TASK DIRECTIONS: Scan the data beneath this task and copy each line that includes "MIKE".

DATA SUPPLIED:
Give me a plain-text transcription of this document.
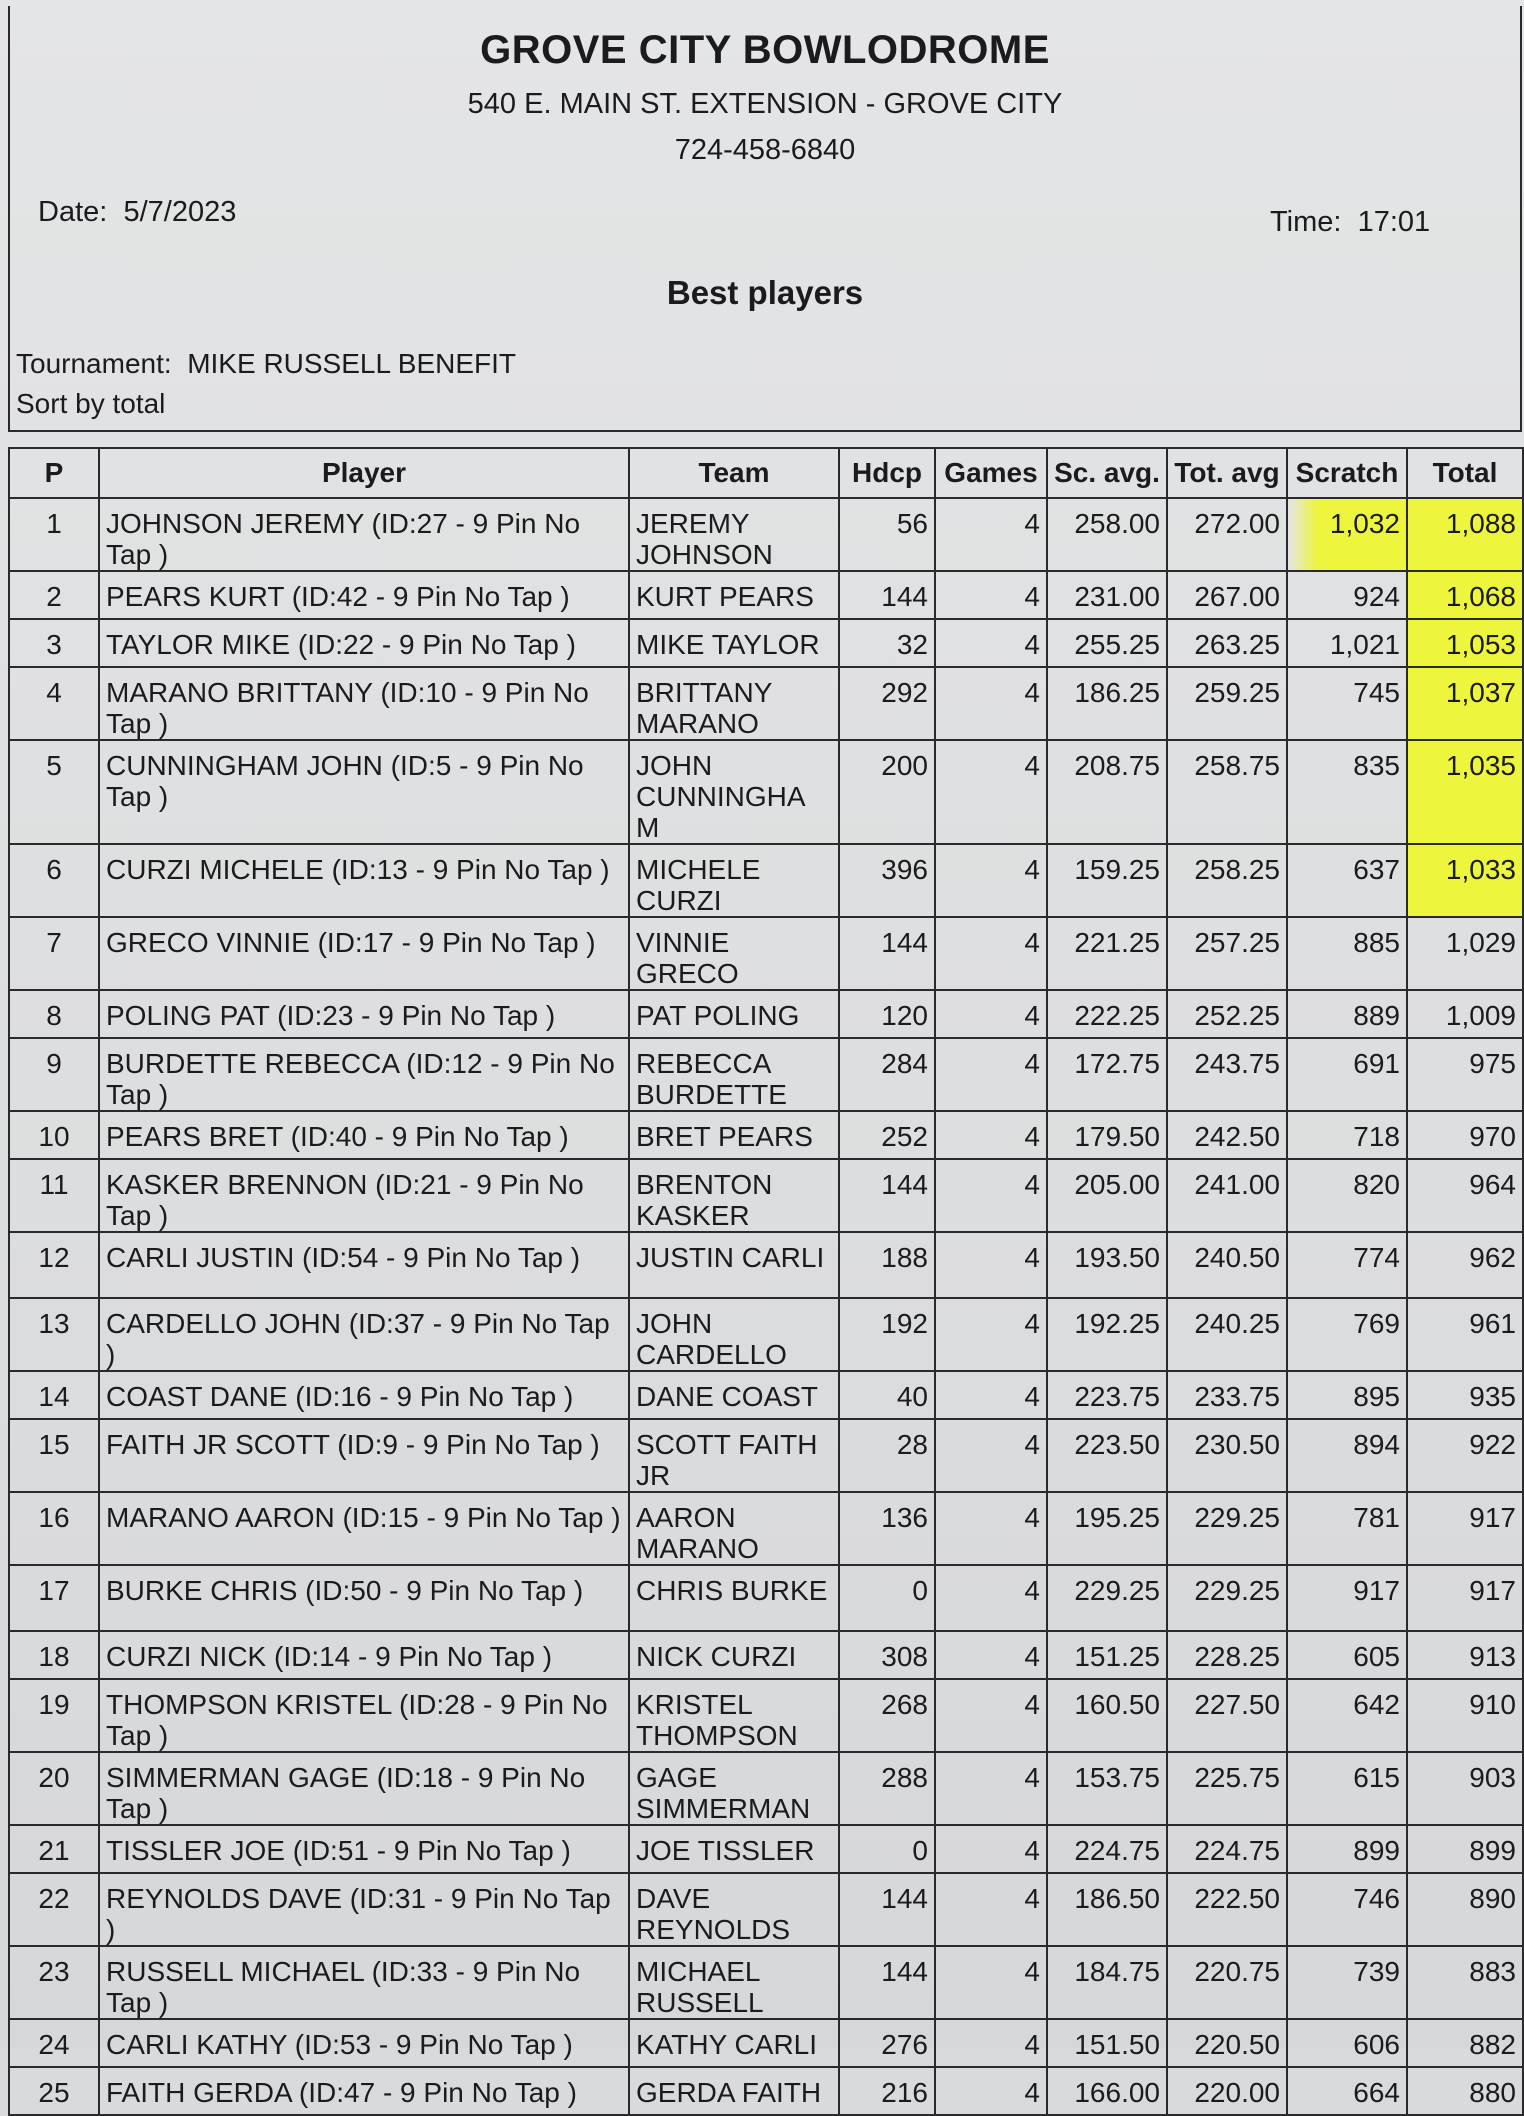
GROVE CITY BOWLODROME
540 E. MAIN ST. EXTENSION - GROVE CITY
724-458-6840
Date: 5/7/2023	Time: 17:01
Best players
Tournament: MIKE RUSSELL BENEFIT
Sort by total
P	Player	Team	Hdcp	Games	Sc. avg.	Tot. avg	Scratch	Total
1	JOHNSON JEREMY (ID:27 - 9 Pin No Tap )	JEREMY JOHNSON	56	4	258.00	272.00	1,032	1,088
2	PEARS KURT (ID:42 - 9 Pin No Tap )	KURT PEARS	144	4	231.00	267.00	924	1,068
3	TAYLOR MIKE (ID:22 - 9 Pin No Tap )	MIKE TAYLOR	32	4	255.25	263.25	1,021	1,053
4	MARANO BRITTANY (ID:10 - 9 Pin No Tap )	BRITTANY MARANO	292	4	186.25	259.25	745	1,037
5	CUNNINGHAM JOHN (ID:5 - 9 Pin No Tap )	JOHN CUNNINGHA M	200	4	208.75	258.75	835	1,035
6	CURZI MICHELE (ID:13 - 9 Pin No Tap )	MICHELE CURZI	396	4	159.25	258.25	637	1,033
7	GRECO VINNIE (ID:17 - 9 Pin No Tap )	VINNIE GRECO	144	4	221.25	257.25	885	1,029
8	POLING PAT (ID:23 - 9 Pin No Tap )	PAT POLING	120	4	222.25	252.25	889	1,009
9	BURDETTE REBECCA (ID:12 - 9 Pin No Tap )	REBECCA BURDETTE	284	4	172.75	243.75	691	975
10	PEARS BRET (ID:40 - 9 Pin No Tap )	BRET PEARS	252	4	179.50	242.50	718	970
11	KASKER BRENNON (ID:21 - 9 Pin No Tap )	BRENTON KASKER	144	4	205.00	241.00	820	964
12	CARLI JUSTIN (ID:54 - 9 Pin No Tap )	JUSTIN CARLI	188	4	193.50	240.50	774	962
13	CARDELLO JOHN (ID:37 - 9 Pin No Tap )	JOHN CARDELLO	192	4	192.25	240.25	769	961
14	COAST DANE (ID:16 - 9 Pin No Tap )	DANE COAST	40	4	223.75	233.75	895	935
15	FAITH JR SCOTT (ID:9 - 9 Pin No Tap )	SCOTT FAITH JR	28	4	223.50	230.50	894	922
16	MARANO AARON (ID:15 - 9 Pin No Tap )	AARON MARANO	136	4	195.25	229.25	781	917
17	BURKE CHRIS (ID:50 - 9 Pin No Tap )	CHRIS BURKE	0	4	229.25	229.25	917	917
18	CURZI NICK (ID:14 - 9 Pin No Tap )	NICK CURZI	308	4	151.25	228.25	605	913
19	THOMPSON KRISTEL (ID:28 - 9 Pin No Tap )	KRISTEL THOMPSON	268	4	160.50	227.50	642	910
20	SIMMERMAN GAGE (ID:18 - 9 Pin No Tap )	GAGE SIMMERMAN	288	4	153.75	225.75	615	903
21	TISSLER JOE (ID:51 - 9 Pin No Tap )	JOE TISSLER	0	4	224.75	224.75	899	899
22	REYNOLDS DAVE (ID:31 - 9 Pin No Tap )	DAVE REYNOLDS	144	4	186.50	222.50	746	890
23	RUSSELL MICHAEL (ID:33 - 9 Pin No Tap )	MICHAEL RUSSELL	144	4	184.75	220.75	739	883
24	CARLI KATHY (ID:53 - 9 Pin No Tap )	KATHY CARLI	276	4	151.50	220.50	606	882
25	FAITH GERDA (ID:47 - 9 Pin No Tap )	GERDA FAITH	216	4	166.00	220.00	664	880
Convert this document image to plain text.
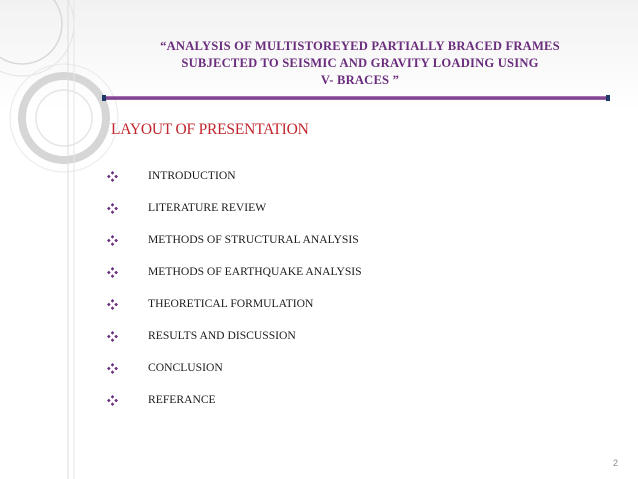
“ANALYSIS OF MULTISTOREYED PARTIALLY BRACED FRAMES
SUBJECTED TO SEISMIC AND GRAVITY LOADING USING
V- BRACES ”
LAYOUT OF PRESENTATION
INTRODUCTION
LITERATURE REVIEW
METHODS OF STRUCTURAL ANALYSIS
METHODS OF EARTHQUAKE ANALYSIS
THEORETICAL FORMULATION
RESULTS AND DISCUSSION
CONCLUSION
REFERANCE
2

SOLUTION FOR THIS PROBLEM:
Tournament: MIKE RUSSELL BENEFIT
3	TAYLOR MIKE (ID:22 - 9 Pin No Tap )	MIKE TAYLOR	32	4	255.25	263.25	1,021	1,053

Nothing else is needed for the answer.